** start of DATA **
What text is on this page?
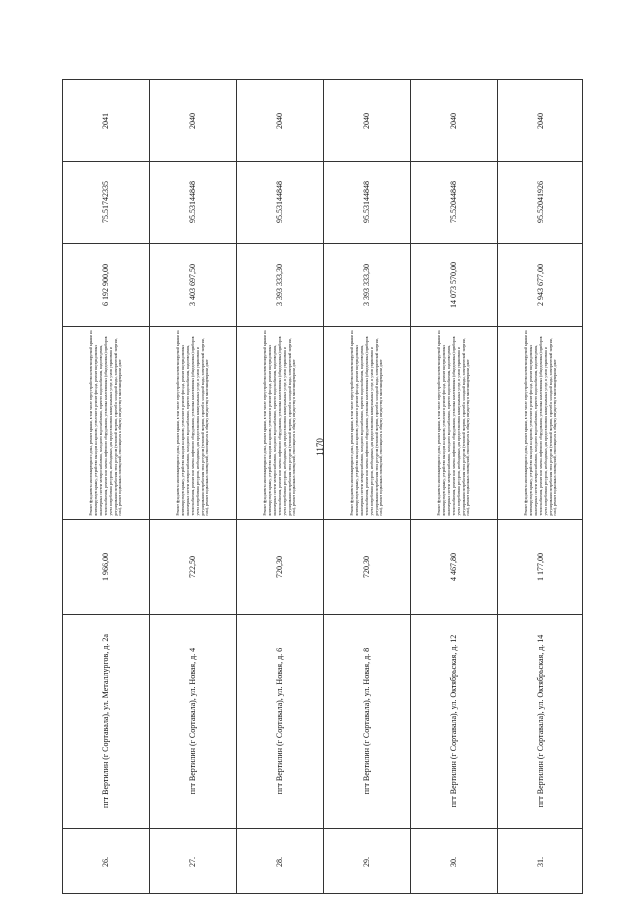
1170
2041
75.51742335
6 192 900,00
Ремонт фундамента многоквартирного дома, ремонт крыши, в том числе переустройство невентилируемой крыши на вентилируемую крышу, устройство выходов на кровлю, утепление и ремонт фасада, ремонт внутридомовых инженерных систем электроснабжения, холодного водоснабжения, горячего водоснабжения, водоотведения, теплоснабжения, ремонт или замена лифтового оборудования, установка коллективных (общедомовых) приборов учета потребления ресурсов, необходимых для предоставления коммунальных услуг, и узлов управления и регулирования потребления этих ресурсов (тепловой энергии, горячей и холодной воды, электрической энергии, газа), ремонт подвальных помещений, относящихся к общему имуществу в многоквартирном доме
1 966,00
пгт Вертилин (г Сортавала), ул. Металлургов, д. 2а
26.
2040
95.53144848
3 403 697,50
Ремонт фундамента многоквартирного дома, ремонт крыши, в том числе переустройство невентилируемой крыши на вентилируемую крышу, устройство выходов на кровлю, утепление и ремонт фасада, ремонт внутридомовых инженерных систем электроснабжения, холодного водоснабжения, горячего водоснабжения, водоотведения, теплоснабжения, ремонт или замена лифтового оборудования, установка коллективных (общедомовых) приборов учета потребления ресурсов, необходимых для предоставления коммунальных услуг, и узлов управления и регулирования потребления этих ресурсов (тепловой энергии, горячей и холодной воды, электрической энергии, газа), ремонт подвальных помещений, относящихся к общему имуществу в многоквартирном доме
722,50
пгт Вертилин (г Сортавала), ул. Новая, д. 4
27.
2040
95.53144848
3 393 333,30
Ремонт фундамента многоквартирного дома, ремонт крыши, в том числе переустройство невентилируемой крыши на вентилируемую крышу, устройство выходов на кровлю, утепление и ремонт фасада, ремонт внутридомовых инженерных систем электроснабжения, холодного водоснабжения, горячего водоснабжения, водоотведения, теплоснабжения, ремонт или замена лифтового оборудования, установка коллективных (общедомовых) приборов учета потребления ресурсов, необходимых для предоставления коммунальных услуг, и узлов управления и регулирования потребления этих ресурсов (тепловой энергии, горячей и холодной воды, электрической энергии, газа), ремонт подвальных помещений, относящихся к общему имуществу в многоквартирном доме
720,30
пгт Вертилин (г Сортавала), ул. Новая, д. 6
28.
2040
95.53144848
3 393 333,30
Ремонт фундамента многоквартирного дома, ремонт крыши, в том числе переустройство невентилируемой крыши на вентилируемую крышу, устройство выходов на кровлю, утепление и ремонт фасада, ремонт внутридомовых инженерных систем электроснабжения, холодного водоснабжения, горячего водоснабжения, водоотведения, теплоснабжения, ремонт или замена лифтового оборудования, установка коллективных (общедомовых) приборов учета потребления ресурсов, необходимых для предоставления коммунальных услуг, и узлов управления и регулирования потребления этих ресурсов (тепловой энергии, горячей и холодной воды, электрической энергии, газа), ремонт подвальных помещений, относящихся к общему имуществу в многоквартирном доме
720,30
пгт Вертилин (г Сортавала), ул. Новая, д. 8
29.
2040
75.52044848
14 073 570,00
Ремонт фундамента многоквартирного дома, ремонт крыши, в том числе переустройство невентилируемой крыши на вентилируемую крышу, устройство выходов на кровлю, утепление и ремонт фасада, ремонт внутридомовых инженерных систем электроснабжения, холодного водоснабжения, горячего водоснабжения, водоотведения, теплоснабжения, ремонт или замена лифтового оборудования, установка коллективных (общедомовых) приборов учета потребления ресурсов, необходимых для предоставления коммунальных услуг, и узлов управления и регулирования потребления этих ресурсов (тепловой энергии, горячей и холодной воды, электрической энергии, газа), ремонт подвальных помещений, относящихся к общему имуществу в многоквартирном доме
4 467,80
пгт Вертилин (г Сортавала), ул. Октябрьская, д. 12
30.
2040
95.52041926
2 943 677,00
Ремонт фундамента многоквартирного дома, ремонт крыши, в том числе переустройство невентилируемой крыши на вентилируемую крышу, устройство выходов на кровлю, утепление и ремонт фасада, ремонт внутридомовых инженерных систем электроснабжения, холодного водоснабжения, горячего водоснабжения, водоотведения, теплоснабжения, ремонт или замена лифтового оборудования, установка коллективных (общедомовых) приборов учета потребления ресурсов, необходимых для предоставления коммунальных услуг, и узлов управления и регулирования потребления этих ресурсов (тепловой энергии, горячей и холодной воды, электрической энергии, газа), ремонт подвальных помещений, относящихся к общему имуществу в многоквартирном доме
1 177,00
пгт Вертилин (г Сортавала), ул. Октябрьская, д. 14
31.
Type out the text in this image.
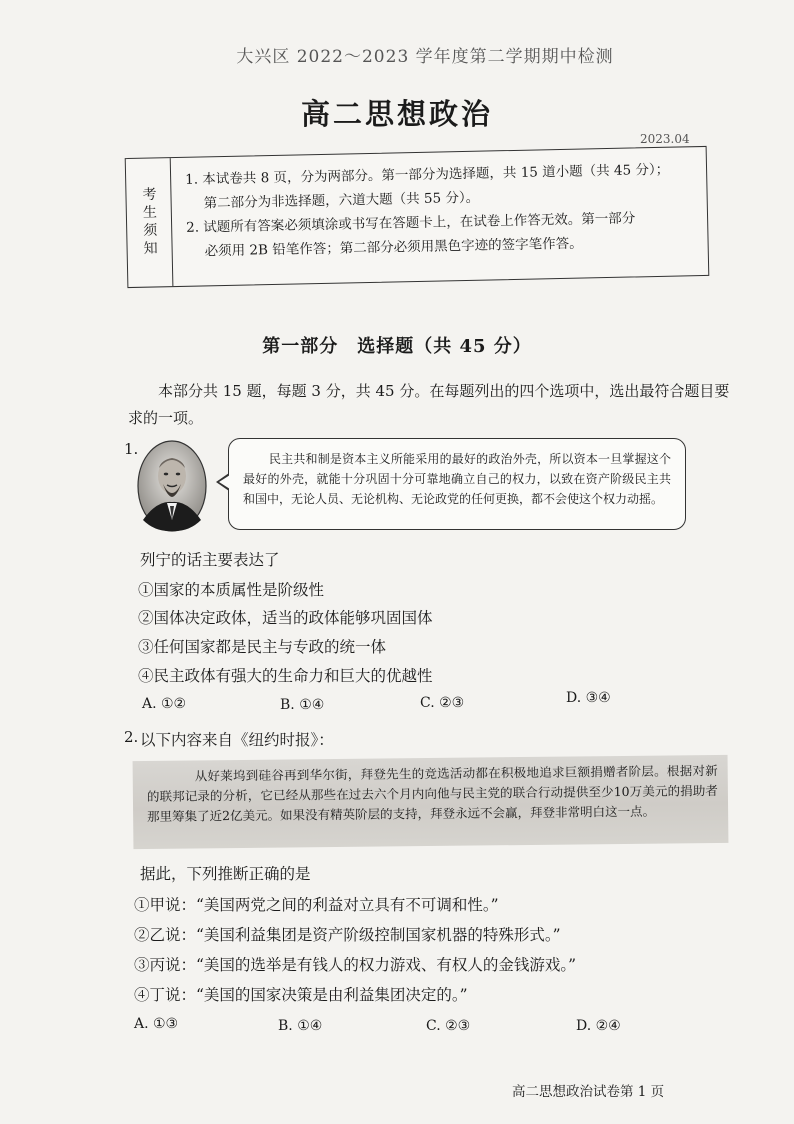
大兴区 2022～2023 学年度第二学期期中检测
高二思想政治
2023.04
考生须知
1. 本试卷共 8 页，分为两部分。第一部分为选择题，共 15 道小题（共 45 分）；
第二部分为非选择题，六道大题（共 55 分）。
2. 试题所有答案必须填涂或书写在答题卡上，在试卷上作答无效。第一部分
必须用 2B 铅笔作答；第二部分必须用黑色字迹的签字笔作答。
第一部分　选择题（共 45 分）
本部分共 15 题，每题 3 分，共 45 分。在每题列出的四个选项中，选出最符合题目要
求的一项。
1.

民主共和制是资本主义所能采用的最好的政治外壳，所以资本一旦掌握这个最好的外壳，就能十分巩固十分可靠地确立自己的权力，以致在资产阶级民主共和国中，无论人员、无论机构、无论政党的任何更换，都不会使这个权力动摇。

列宁的话主要表达了
①国家的本质属性是阶级性
②国体决定政体，适当的政体能够巩固国体
③任何国家都是民主与专政的统一体
④民主政体有强大的生命力和巨大的优越性
A. ①②	B. ①④	C. ②③	D. ③④
2. 以下内容来自《纽约时报》：

从好莱坞到硅谷再到华尔街，拜登先生的竞选活动都在积极地追求巨额捐赠者阶层。根据对新的联邦记录的分析，它已经从那些在过去六个月内向他与民主党的联合行动提供至少10万美元的捐助者那里筹集了近2亿美元。如果没有精英阶层的支持，拜登永远不会赢，拜登非常明白这一点。

据此，下列推断正确的是
①甲说：“美国两党之间的利益对立具有不可调和性。”
②乙说：“美国利益集团是资产阶级控制国家机器的特殊形式。”
③丙说：“美国的选举是有钱人的权力游戏、有权人的金钱游戏。”
④丁说：“美国的国家决策是由利益集团决定的。”
A. ①③	B. ①④	C. ②③	D. ②④
高二思想政治试卷第 1 页
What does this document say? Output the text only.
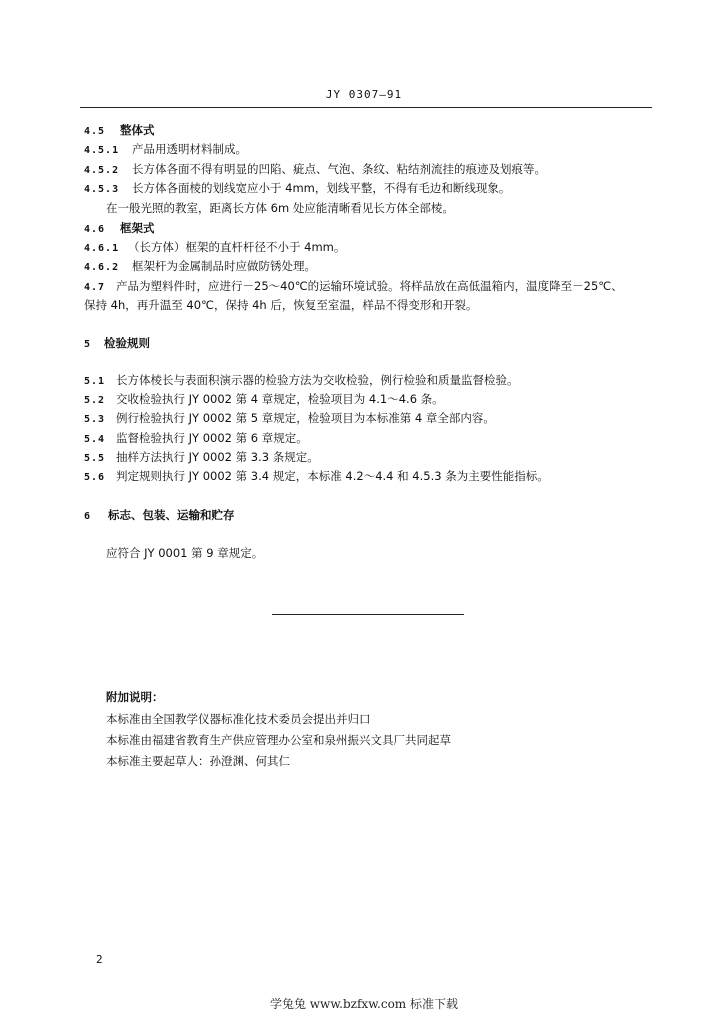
JY 0307—91
4.5 整体式
4.5.1 产品用透明材料制成。
4.5.2 长方体各面不得有明显的凹陷、疵点、气泡、条纹、粘结剂流挂的痕迹及划痕等。
4.5.3 长方体各面棱的划线宽应小于 4mm，划线平整，不得有毛边和断线现象。
在一般光照的教室，距离长方体 6m 处应能清晰看见长方体全部棱。
4.6 框架式
4.6.1 （长方体）框架的直杆杆径不小于 4mm。
4.6.2 框架杆为金属制品时应做防锈处理。
4.7 产品为塑料件时，应进行－25～40℃的运输环境试验。将样品放在高低温箱内，温度降至－25℃、
保持 4h，再升温至 40℃，保持 4h 后，恢复至室温，样品不得变形和开裂。
5 检验规则
5.1 长方体棱长与表面积演示器的检验方法为交收检验，例行检验和质量监督检验。
5.2 交收检验执行 JY 0002 第 4 章规定，检验项目为 4.1～4.6 条。
5.3 例行检验执行 JY 0002 第 5 章规定，检验项目为本标准第 4 章全部内容。
5.4 监督检验执行 JY 0002 第 6 章规定。
5.5 抽样方法执行 JY 0002 第 3.3 条规定。
5.6 判定规则执行 JY 0002 第 3.4 规定，本标准 4.2～4.4 和 4.5.3 条为主要性能指标。
6 标志、包装、运输和贮存
应符合 JY 0001 第 9 章规定。
附加说明：
本标准由全国教学仪器标准化技术委员会提出并归口
本标准由福建省教育生产供应管理办公室和泉州振兴文具厂共同起草
本标准主要起草人：孙澄渊、何其仁
2
学兔兔 www.bzfxw.com 标准下载
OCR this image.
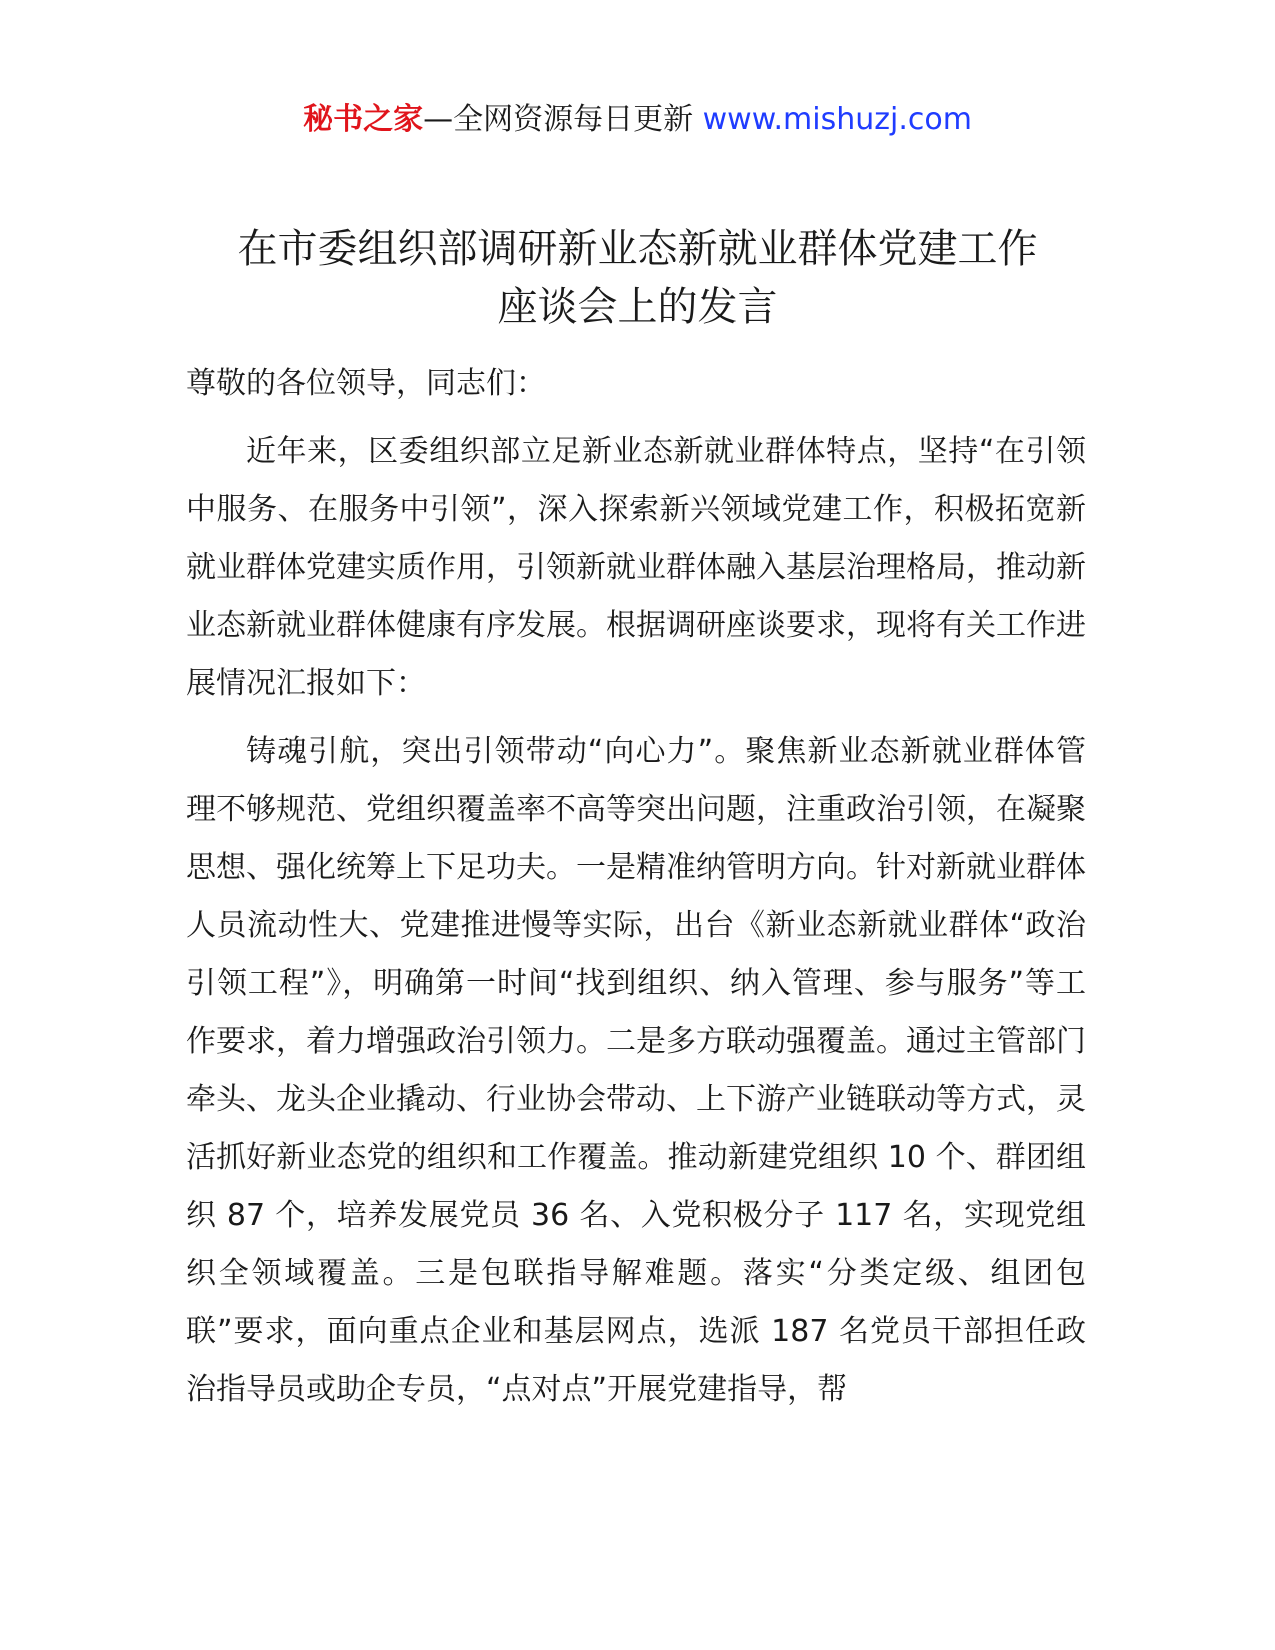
秘书之家—全网资源每日更新 www.mishuzj.com
在市委组织部调研新业态新就业群体党建工作
座谈会上的发言

尊敬的各位领导，同志们：

近年来，区委组织部立足新业态新就业群体特点，坚持“在引领中服务、在服务中引领”，深入探索新兴领域党建工作，积极拓宽新就业群体党建实质作用，引领新就业群体融入基层治理格局，推动新业态新就业群体健康有序发展。根据调研座谈要求，现将有关工作进展情况汇报如下：

铸魂引航，突出引领带动“向心力”。聚焦新业态新就业群体管理不够规范、党组织覆盖率不高等突出问题，注重政治引领，在凝聚思想、强化统筹上下足功夫。一是精准纳管明方向。针对新就业群体人员流动性大、党建推进慢等实际，出台《新业态新就业群体“政治引领工程”》，明确第一时间“找到组织、纳入管理、参与服务”等工作要求，着力增强政治引领力。二是多方联动强覆盖。通过主管部门牵头、龙头企业撬动、行业协会带动、上下游产业链联动等方式，灵活抓好新业态党的组织和工作覆盖。推动新建党组织 10 个、群团组织 87 个，培养发展党员 36 名、入党积极分子 117 名，实现党组织全领域覆盖。三是包联指导解难题。落实“分类定级、组团包联”要求，面向重点企业和基层网点，选派 187 名党员干部担任政治指导员或助企专员，“点对点”开展党建指导，帮
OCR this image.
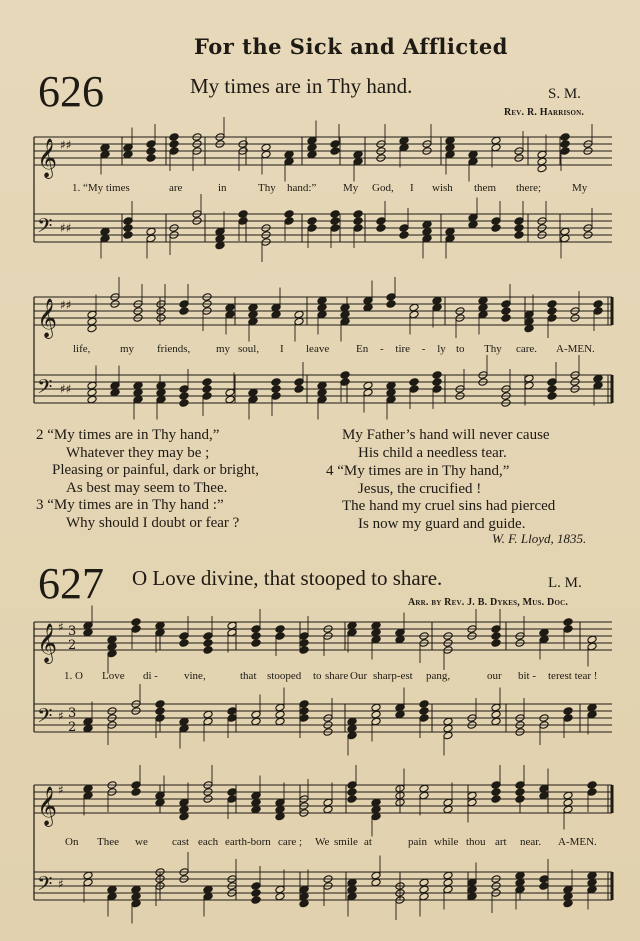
For the Sick and Afflicted
626	My times are in Thy hand.	S. M.
Rev. R. Harrison.
1. “My times	are	in	Thy hand:” My God, I wish them there;	My
life,	my friends, my soul, I leave En - tire - ly to Thy care. A-MEN.
2 “My times are in Thy hand,”
Whatever they may be ;
Pleasing or painful, dark or bright,
As best may seem to Thee.
3 “My times are in Thy hand :”
Why should I doubt or fear ?
My Father’s hand will never cause
His child a needless tear.
4 “My times are in Thy hand,”
Jesus, the crucified !
The hand my cruel sins had pierced
Is now my guard and guide.
W. F. Lloyd, 1835.
627 O Love divine, that stooped to share.	L. M.
Arr. by Rev. J. B. Dykes, Mus. Doc.
1. O Love di - vine,	that stooped to share Our sharp-est pang,	our bit - terest tear !
On Thee we cast each earth-born care ; We smile at	pain while thou art near. A-MEN.
𝄞
𝄢
♯♯
♯♯
𝄞
𝄢
♯♯
♯♯
𝄞
𝄢
♯
♯
3
2
3
2
𝄞
𝄢
♯
♯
** end of DATA **
TASK DETAILS: Look through the material above and work out how many of its lines contain "stooped". State the number only.

ANSWER TO THIS PROBLEM: 2